- WRITTEN INSTRUCTION
Copy every line of the listing that holds the string "使用SSL".

++++ ENTRIES SUPPLIED ++++

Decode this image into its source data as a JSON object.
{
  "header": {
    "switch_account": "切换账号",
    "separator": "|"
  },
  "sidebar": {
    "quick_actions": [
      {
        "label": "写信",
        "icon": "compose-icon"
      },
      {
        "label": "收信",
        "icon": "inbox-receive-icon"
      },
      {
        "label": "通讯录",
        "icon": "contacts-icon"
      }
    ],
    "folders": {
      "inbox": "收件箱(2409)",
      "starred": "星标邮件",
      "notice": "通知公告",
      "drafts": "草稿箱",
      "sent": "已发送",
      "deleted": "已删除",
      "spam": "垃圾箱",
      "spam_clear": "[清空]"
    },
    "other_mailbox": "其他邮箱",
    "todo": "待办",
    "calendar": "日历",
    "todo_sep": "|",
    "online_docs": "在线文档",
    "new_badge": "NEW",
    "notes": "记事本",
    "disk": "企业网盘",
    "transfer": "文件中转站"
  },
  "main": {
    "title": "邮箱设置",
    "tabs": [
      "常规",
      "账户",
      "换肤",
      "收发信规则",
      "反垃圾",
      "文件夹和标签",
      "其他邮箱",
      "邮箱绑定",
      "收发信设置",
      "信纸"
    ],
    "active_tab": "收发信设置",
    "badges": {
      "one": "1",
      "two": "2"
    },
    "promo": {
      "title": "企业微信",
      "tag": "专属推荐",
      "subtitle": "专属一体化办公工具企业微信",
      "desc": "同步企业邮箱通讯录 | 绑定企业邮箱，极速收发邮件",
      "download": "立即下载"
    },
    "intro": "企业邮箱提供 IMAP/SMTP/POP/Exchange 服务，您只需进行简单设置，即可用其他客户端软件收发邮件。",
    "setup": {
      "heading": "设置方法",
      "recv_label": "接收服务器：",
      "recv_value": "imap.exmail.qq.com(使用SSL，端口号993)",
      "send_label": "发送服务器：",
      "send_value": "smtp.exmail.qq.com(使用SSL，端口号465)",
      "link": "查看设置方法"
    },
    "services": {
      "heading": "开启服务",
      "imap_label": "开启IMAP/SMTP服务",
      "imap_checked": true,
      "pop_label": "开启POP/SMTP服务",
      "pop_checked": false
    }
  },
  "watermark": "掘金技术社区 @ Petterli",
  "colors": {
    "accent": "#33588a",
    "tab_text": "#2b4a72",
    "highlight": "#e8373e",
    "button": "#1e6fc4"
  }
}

++++

- FULL ANSWER
      "recv_value": "imap.exmail.qq.com(使用SSL，端口号993)",
      "send_value": "smtp.exmail.qq.com(使用SSL，端口号465)",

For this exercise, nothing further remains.